EXERCISE DETAILS – The answer must consist of every line from the entries below that contains the word "font".

"""

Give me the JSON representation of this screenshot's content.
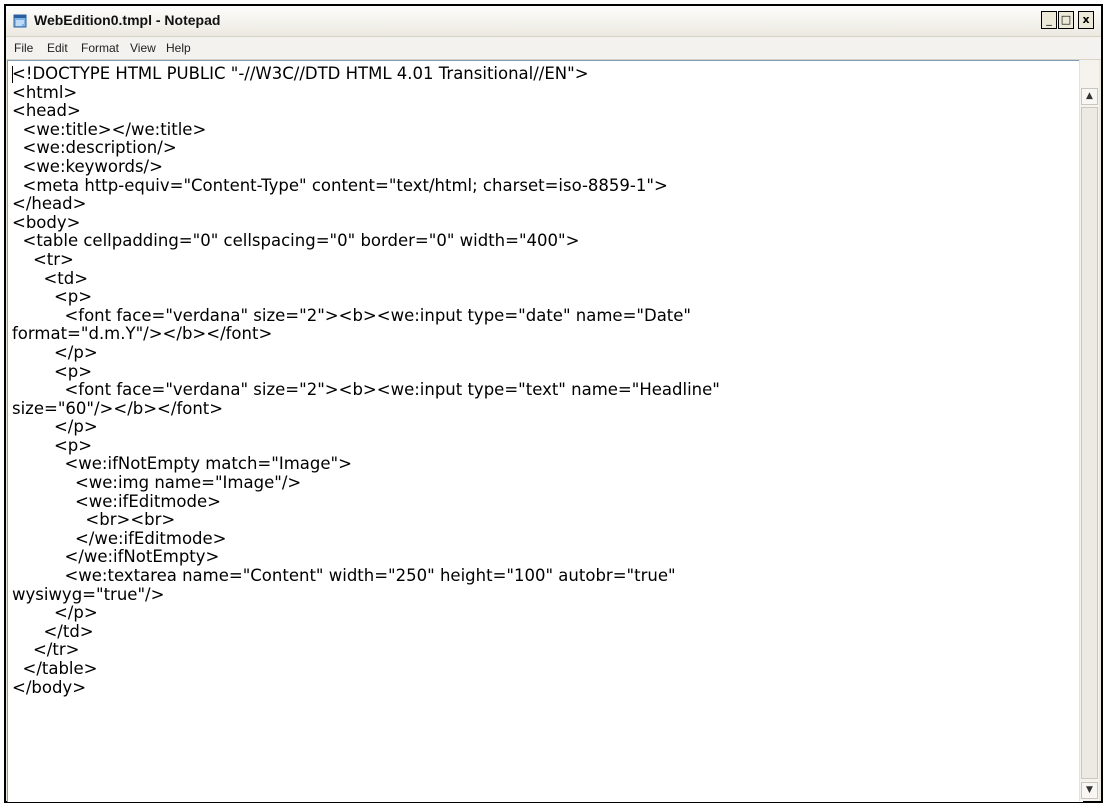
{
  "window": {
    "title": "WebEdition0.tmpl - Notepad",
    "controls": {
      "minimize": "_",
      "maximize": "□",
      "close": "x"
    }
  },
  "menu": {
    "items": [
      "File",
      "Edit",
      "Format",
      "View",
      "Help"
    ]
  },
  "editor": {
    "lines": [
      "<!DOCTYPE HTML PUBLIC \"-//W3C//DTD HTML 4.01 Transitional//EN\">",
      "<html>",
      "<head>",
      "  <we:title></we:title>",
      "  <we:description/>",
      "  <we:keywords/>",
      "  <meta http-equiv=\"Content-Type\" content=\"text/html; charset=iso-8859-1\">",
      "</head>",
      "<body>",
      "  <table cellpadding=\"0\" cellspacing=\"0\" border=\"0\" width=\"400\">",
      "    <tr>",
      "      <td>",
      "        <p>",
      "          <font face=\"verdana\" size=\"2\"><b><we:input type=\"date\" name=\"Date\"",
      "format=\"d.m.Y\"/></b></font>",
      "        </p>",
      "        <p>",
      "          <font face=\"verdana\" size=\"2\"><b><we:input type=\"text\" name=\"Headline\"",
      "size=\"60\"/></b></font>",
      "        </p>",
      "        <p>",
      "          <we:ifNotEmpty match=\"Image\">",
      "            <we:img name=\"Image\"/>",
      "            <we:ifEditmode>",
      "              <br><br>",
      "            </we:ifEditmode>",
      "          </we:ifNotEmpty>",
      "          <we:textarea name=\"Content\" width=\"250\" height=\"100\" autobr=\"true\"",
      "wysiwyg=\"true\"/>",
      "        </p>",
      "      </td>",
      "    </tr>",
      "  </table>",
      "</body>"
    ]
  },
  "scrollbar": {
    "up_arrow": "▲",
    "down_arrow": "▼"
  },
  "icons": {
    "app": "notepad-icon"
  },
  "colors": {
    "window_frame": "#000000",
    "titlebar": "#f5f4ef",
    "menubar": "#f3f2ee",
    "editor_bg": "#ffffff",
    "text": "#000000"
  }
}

"""
"""

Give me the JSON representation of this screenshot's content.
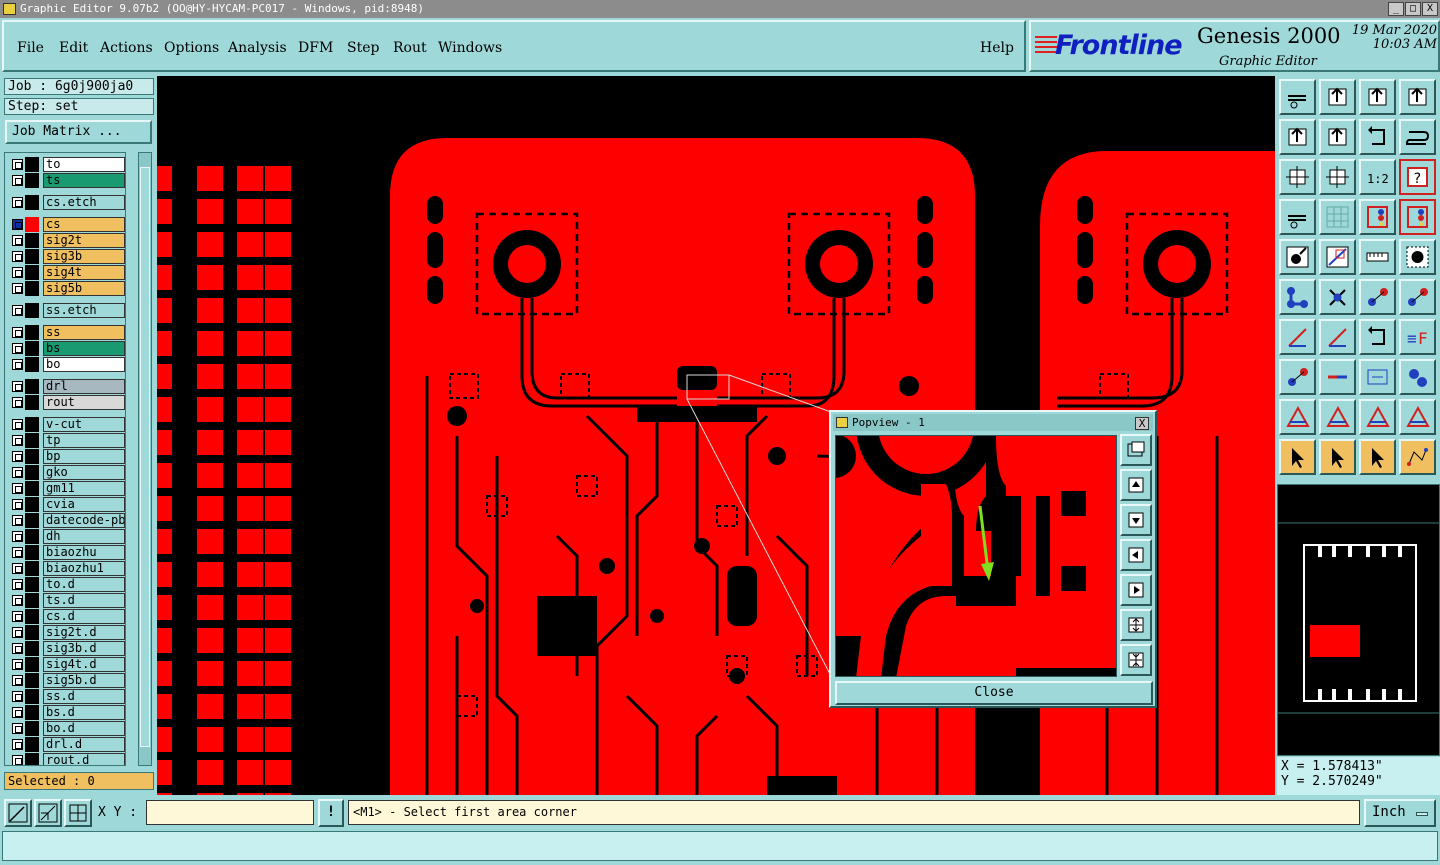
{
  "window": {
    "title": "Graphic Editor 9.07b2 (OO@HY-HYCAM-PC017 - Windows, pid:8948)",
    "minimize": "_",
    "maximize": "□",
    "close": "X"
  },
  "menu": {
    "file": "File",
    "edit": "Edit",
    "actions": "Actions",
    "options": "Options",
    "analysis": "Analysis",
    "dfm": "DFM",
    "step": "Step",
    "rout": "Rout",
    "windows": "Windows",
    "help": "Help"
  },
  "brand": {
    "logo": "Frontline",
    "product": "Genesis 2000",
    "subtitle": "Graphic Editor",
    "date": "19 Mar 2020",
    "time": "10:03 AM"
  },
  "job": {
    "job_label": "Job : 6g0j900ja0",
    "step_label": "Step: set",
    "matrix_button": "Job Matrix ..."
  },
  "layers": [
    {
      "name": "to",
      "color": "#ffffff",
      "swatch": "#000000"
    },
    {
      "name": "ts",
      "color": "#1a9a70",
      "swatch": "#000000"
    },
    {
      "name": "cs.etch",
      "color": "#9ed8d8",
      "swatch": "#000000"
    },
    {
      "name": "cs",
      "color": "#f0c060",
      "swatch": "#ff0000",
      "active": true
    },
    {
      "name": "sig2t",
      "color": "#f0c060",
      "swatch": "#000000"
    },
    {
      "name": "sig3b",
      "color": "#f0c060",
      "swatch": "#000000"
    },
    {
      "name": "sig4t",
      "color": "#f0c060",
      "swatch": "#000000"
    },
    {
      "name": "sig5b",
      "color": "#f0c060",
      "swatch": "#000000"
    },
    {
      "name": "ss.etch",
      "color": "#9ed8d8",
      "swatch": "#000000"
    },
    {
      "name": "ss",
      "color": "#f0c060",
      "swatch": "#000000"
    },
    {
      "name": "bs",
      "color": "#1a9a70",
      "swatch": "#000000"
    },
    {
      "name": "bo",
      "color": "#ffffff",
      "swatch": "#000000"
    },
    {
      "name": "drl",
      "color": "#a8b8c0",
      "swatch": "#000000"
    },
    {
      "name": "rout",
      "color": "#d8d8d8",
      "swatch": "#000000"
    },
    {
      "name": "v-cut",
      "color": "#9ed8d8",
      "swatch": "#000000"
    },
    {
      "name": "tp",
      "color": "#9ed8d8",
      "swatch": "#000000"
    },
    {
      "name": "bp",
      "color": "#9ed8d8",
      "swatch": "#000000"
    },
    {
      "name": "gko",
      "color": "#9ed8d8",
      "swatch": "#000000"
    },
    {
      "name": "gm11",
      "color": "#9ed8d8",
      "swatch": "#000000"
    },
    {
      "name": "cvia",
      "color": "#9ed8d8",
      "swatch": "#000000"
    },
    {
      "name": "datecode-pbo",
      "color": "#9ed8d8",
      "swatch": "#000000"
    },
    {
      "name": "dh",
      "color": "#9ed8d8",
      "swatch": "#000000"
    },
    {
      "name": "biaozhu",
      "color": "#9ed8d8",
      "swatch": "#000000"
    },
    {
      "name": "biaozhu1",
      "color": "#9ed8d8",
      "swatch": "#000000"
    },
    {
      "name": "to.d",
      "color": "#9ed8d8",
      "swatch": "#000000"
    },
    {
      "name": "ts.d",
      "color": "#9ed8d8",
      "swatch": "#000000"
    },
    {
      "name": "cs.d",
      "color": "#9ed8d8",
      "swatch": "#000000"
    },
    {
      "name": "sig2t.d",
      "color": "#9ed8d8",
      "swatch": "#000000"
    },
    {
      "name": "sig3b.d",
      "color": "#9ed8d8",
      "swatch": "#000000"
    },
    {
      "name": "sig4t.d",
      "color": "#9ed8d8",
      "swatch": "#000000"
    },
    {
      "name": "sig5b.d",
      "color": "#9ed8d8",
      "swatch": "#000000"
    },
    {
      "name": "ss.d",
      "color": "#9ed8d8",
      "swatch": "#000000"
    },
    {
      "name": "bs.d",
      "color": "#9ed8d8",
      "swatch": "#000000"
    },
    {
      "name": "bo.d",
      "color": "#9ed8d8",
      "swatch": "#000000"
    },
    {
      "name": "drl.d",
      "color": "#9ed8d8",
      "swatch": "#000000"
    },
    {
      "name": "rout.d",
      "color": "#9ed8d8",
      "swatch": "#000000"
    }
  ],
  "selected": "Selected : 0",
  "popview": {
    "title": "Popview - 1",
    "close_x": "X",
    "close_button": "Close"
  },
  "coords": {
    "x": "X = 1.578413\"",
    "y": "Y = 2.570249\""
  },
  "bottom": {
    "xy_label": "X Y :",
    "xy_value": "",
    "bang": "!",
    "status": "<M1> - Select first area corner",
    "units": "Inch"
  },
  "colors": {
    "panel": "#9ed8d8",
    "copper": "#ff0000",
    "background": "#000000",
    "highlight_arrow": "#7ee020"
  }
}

"""

EXPECTED ANSWER –
      "          <font face=\"verdana\" size=\"2\"><b><we:input type=\"date\" name=\"Date\"",
      "format=\"d.m.Y\"/></b></font>",
      "          <font face=\"verdana\" size=\"2\"><b><we:input type=\"text\" name=\"Headline\"",
      "size=\"60\"/></b></font>",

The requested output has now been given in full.